WHAT YOU ARE ASKED TO DO | Your task is to copy every record exactly.

Extracted records |
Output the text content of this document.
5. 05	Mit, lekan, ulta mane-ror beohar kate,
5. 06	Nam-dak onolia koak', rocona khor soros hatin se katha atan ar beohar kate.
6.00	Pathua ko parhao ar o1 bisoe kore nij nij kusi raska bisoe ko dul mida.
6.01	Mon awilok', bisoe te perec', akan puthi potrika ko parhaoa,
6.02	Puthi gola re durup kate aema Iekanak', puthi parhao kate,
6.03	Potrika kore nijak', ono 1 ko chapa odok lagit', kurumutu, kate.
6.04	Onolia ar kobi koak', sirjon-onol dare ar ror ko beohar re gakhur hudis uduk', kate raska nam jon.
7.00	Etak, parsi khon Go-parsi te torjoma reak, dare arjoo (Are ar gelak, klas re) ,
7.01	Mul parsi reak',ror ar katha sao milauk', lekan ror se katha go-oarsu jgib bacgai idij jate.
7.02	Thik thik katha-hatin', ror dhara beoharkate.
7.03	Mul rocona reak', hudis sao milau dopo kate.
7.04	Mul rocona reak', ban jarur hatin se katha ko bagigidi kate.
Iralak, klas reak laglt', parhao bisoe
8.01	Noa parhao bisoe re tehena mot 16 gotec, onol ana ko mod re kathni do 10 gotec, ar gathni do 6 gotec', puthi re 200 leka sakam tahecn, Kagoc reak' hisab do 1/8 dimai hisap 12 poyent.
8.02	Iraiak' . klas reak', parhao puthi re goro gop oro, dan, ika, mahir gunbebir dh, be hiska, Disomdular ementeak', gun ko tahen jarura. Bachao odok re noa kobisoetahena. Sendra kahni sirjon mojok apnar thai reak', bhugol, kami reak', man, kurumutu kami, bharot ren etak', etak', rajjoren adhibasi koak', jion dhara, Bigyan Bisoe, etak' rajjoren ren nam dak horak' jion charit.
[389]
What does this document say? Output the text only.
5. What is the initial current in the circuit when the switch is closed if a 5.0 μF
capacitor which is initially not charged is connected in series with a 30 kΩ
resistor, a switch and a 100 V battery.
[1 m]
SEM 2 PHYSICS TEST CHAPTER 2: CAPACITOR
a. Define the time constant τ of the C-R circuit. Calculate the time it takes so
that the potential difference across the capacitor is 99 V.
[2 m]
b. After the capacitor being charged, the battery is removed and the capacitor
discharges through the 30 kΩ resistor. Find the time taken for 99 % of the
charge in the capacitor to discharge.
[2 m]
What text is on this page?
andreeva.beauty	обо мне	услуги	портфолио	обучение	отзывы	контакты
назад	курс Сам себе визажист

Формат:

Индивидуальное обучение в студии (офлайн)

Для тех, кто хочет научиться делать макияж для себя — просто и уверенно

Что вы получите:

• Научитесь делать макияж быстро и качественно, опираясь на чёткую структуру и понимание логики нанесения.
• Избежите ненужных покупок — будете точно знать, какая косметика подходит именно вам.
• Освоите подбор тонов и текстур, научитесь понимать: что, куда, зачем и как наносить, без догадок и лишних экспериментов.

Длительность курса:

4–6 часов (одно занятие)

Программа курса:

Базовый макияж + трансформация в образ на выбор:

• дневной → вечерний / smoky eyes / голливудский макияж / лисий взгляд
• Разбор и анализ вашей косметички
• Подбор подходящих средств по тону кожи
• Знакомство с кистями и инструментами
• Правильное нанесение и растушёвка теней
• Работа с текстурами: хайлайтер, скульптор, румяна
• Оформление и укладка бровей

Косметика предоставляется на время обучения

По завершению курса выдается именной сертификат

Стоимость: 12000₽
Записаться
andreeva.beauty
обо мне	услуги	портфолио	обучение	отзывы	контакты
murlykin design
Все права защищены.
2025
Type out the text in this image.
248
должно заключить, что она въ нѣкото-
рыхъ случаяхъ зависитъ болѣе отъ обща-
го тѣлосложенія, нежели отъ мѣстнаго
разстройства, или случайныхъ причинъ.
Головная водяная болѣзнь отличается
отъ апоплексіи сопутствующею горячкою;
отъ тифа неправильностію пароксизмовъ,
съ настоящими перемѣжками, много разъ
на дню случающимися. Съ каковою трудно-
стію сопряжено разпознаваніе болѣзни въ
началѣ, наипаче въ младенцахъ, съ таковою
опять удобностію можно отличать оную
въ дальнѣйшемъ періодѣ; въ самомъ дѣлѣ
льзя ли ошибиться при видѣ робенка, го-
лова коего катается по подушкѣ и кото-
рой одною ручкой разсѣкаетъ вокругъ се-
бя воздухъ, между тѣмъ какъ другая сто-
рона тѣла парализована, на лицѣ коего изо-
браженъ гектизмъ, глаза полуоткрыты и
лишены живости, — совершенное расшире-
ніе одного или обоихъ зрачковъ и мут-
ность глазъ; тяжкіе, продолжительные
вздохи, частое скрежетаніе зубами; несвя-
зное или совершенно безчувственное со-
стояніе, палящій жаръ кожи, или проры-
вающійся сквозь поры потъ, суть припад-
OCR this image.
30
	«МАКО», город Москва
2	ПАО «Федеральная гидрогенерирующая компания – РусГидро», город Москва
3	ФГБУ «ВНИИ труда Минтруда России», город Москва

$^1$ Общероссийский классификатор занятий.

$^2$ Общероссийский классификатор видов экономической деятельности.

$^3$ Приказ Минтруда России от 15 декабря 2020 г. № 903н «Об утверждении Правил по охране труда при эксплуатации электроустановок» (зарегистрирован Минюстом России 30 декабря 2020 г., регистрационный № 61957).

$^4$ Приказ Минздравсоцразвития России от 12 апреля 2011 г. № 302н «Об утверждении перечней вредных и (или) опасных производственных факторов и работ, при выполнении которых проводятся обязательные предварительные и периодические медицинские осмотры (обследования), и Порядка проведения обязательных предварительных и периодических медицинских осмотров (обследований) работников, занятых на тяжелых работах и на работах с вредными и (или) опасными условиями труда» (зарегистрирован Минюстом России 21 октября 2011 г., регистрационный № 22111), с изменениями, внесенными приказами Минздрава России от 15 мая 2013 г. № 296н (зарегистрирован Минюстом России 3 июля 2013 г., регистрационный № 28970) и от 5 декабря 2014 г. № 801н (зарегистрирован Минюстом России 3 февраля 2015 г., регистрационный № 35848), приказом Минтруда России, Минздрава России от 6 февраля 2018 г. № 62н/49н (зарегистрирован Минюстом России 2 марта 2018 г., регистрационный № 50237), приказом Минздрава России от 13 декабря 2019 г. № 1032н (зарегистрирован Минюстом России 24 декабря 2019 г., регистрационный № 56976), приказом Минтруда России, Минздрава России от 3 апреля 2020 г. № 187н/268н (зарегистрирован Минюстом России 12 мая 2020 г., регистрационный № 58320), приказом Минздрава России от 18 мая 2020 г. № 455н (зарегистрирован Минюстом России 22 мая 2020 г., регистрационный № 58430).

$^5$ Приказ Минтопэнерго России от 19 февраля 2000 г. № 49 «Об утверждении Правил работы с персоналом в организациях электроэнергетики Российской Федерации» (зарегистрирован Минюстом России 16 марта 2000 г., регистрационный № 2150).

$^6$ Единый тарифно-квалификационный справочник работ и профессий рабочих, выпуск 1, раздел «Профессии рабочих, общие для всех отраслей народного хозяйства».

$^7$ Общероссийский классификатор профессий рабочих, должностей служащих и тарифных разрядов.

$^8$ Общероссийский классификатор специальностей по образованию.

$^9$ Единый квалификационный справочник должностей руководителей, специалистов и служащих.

COMPLETE OUTPUT |
Output the text content of this document.
5. 05	Mit, lekan, ulta mane-ror beohar kate,
5. 06	Nam-dak onolia koak', rocona khor soros hatin se katha atan ar beohar kate.
6.00	Pathua ko parhao ar o1 bisoe kore nij nij kusi raska bisoe ko dul mida.
6.01	Mon awilok', bisoe te perec', akan puthi potrika ko parhaoa,
6.02	Puthi gola re durup kate aema Iekanak', puthi parhao kate,
6.03	Potrika kore nijak', ono 1 ko chapa odok lagit', kurumutu, kate.
6.04	Onolia ar kobi koak', sirjon-onol dare ar ror ko beohar re gakhur hudis uduk', kate raska nam jon.
7.00	Etak, parsi khon Go-parsi te torjoma reak, dare arjoo (Are ar gelak, klas re) ,
7.01	Mul parsi reak',ror ar katha sao milauk', lekan ror se katha go-oarsu jgib bacgai idij jate.
7.02	Thik thik katha-hatin', ror dhara beoharkate.
7.03	Mul rocona reak', hudis sao milau dopo kate.
7.04	Mul rocona reak', ban jarur hatin se katha ko bagigidi kate.
Iralak, klas reak laglt', parhao bisoe
8.01	Noa parhao bisoe re tehena mot 16 gotec, onol ana ko mod re kathni do 10 gotec, ar gathni do 6 gotec', puthi re 200 leka sakam tahecn, Kagoc reak' hisab do 1/8 dimai hisap 12 poyent.
8.02	Iraiak' . klas reak', parhao puthi re goro gop oro, dan, ika, mahir gunbebir dh, be hiska, Disomdular ementeak', gun ko tahen jarura. Bachao odok re noa kobisoetahena. Sendra kahni sirjon mojok apnar thai reak', bhugol, kami reak', man, kurumutu kami, bharot ren etak', etak', rajjoren adhibasi koak', jion dhara, Bigyan Bisoe, etak' rajjoren ren nam dak horak' jion charit.
[389]
What does this document say? Output the text only.
5. What is the initial current in the circuit when the switch is closed if a 5.0 μF
capacitor which is initially not charged is connected in series with a 30 kΩ
resistor, a switch and a 100 V battery.
[1 m]
SEM 2 PHYSICS TEST CHAPTER 2: CAPACITOR
a. Define the time constant τ of the C-R circuit. Calculate the time it takes so
that the potential difference across the capacitor is 99 V.
[2 m]
b. After the capacitor being charged, the battery is removed and the capacitor
discharges through the 30 kΩ resistor. Find the time taken for 99 % of the
charge in the capacitor to discharge.
[2 m]
What text is on this page?
andreeva.beauty	обо мне	услуги	портфолио	обучение	отзывы	контакты
назад	курс Сам себе визажист

Формат:

Индивидуальное обучение в студии (офлайн)

Для тех, кто хочет научиться делать макияж для себя — просто и уверенно

Что вы получите:

• Научитесь делать макияж быстро и качественно, опираясь на чёткую структуру и понимание логики нанесения.
• Избежите ненужных покупок — будете точно знать, какая косметика подходит именно вам.
• Освоите подбор тонов и текстур, научитесь понимать: что, куда, зачем и как наносить, без догадок и лишних экспериментов.

Длительность курса:

4–6 часов (одно занятие)

Программа курса:

Базовый макияж + трансформация в образ на выбор:

• дневной → вечерний / smoky eyes / голливудский макияж / лисий взгляд
• Разбор и анализ вашей косметички
• Подбор подходящих средств по тону кожи
• Знакомство с кистями и инструментами
• Правильное нанесение и растушёвка теней
• Работа с текстурами: хайлайтер, скульптор, румяна
• Оформление и укладка бровей

Косметика предоставляется на время обучения

По завершению курса выдается именной сертификат

Стоимость: 12000₽
Записаться
andreeva.beauty
обо мне	услуги	портфолио	обучение	отзывы	контакты
murlykin design
Все права защищены.
2025
Type out the text in this image.
248
должно заключить, что она въ нѣкото-
рыхъ случаяхъ зависитъ болѣе отъ обща-
го тѣлосложенія, нежели отъ мѣстнаго
разстройства, или случайныхъ причинъ.
Головная водяная болѣзнь отличается
отъ апоплексіи сопутствующею горячкою;
отъ тифа неправильностію пароксизмовъ,
съ настоящими перемѣжками, много разъ
на дню случающимися. Съ каковою трудно-
стію сопряжено разпознаваніе болѣзни въ
началѣ, наипаче въ младенцахъ, съ таковою
опять удобностію можно отличать оную
въ дальнѣйшемъ періодѣ; въ самомъ дѣлѣ
льзя ли ошибиться при видѣ робенка, го-
лова коего катается по подушкѣ и кото-
рой одною ручкой разсѣкаетъ вокругъ се-
бя воздухъ, между тѣмъ какъ другая сто-
рона тѣла парализована, на лицѣ коего изо-
браженъ гектизмъ, глаза полуоткрыты и
лишены живости, — совершенное расшире-
ніе одного или обоихъ зрачковъ и мут-
ность глазъ; тяжкіе, продолжительные
вздохи, частое скрежетаніе зубами; несвя-
зное или совершенно безчувственное со-
стояніе, палящій жаръ кожи, или проры-
вающійся сквозь поры потъ, суть припад-
OCR this image.
30
	«МАКО», город Москва
2	ПАО «Федеральная гидрогенерирующая компания – РусГидро», город Москва
3	ФГБУ «ВНИИ труда Минтруда России», город Москва

$^1$ Общероссийский классификатор занятий.

$^2$ Общероссийский классификатор видов экономической деятельности.

$^3$ Приказ Минтруда России от 15 декабря 2020 г. № 903н «Об утверждении Правил по охране труда при эксплуатации электроустановок» (зарегистрирован Минюстом России 30 декабря 2020 г., регистрационный № 61957).

$^4$ Приказ Минздравсоцразвития России от 12 апреля 2011 г. № 302н «Об утверждении перечней вредных и (или) опасных производственных факторов и работ, при выполнении которых проводятся обязательные предварительные и периодические медицинские осмотры (обследования), и Порядка проведения обязательных предварительных и периодических медицинских осмотров (обследований) работников, занятых на тяжелых работах и на работах с вредными и (или) опасными условиями труда» (зарегистрирован Минюстом России 21 октября 2011 г., регистрационный № 22111), с изменениями, внесенными приказами Минздрава России от 15 мая 2013 г. № 296н (зарегистрирован Минюстом России 3 июля 2013 г., регистрационный № 28970) и от 5 декабря 2014 г. № 801н (зарегистрирован Минюстом России 3 февраля 2015 г., регистрационный № 35848), приказом Минтруда России, Минздрава России от 6 февраля 2018 г. № 62н/49н (зарегистрирован Минюстом России 2 марта 2018 г., регистрационный № 50237), приказом Минздрава России от 13 декабря 2019 г. № 1032н (зарегистрирован Минюстом России 24 декабря 2019 г., регистрационный № 56976), приказом Минтруда России, Минздрава России от 3 апреля 2020 г. № 187н/268н (зарегистрирован Минюстом России 12 мая 2020 г., регистрационный № 58320), приказом Минздрава России от 18 мая 2020 г. № 455н (зарегистрирован Минюстом России 22 мая 2020 г., регистрационный № 58430).

$^5$ Приказ Минтопэнерго России от 19 февраля 2000 г. № 49 «Об утверждении Правил работы с персоналом в организациях электроэнергетики Российской Федерации» (зарегистрирован Минюстом России 16 марта 2000 г., регистрационный № 2150).

$^6$ Единый тарифно-квалификационный справочник работ и профессий рабочих, выпуск 1, раздел «Профессии рабочих, общие для всех отраслей народного хозяйства».

$^7$ Общероссийский классификатор профессий рабочих, должностей служащих и тарифных разрядов.

$^8$ Общероссийский классификатор специальностей по образованию.

$^9$ Единый квалификационный справочник должностей руководителей, специалистов и служащих.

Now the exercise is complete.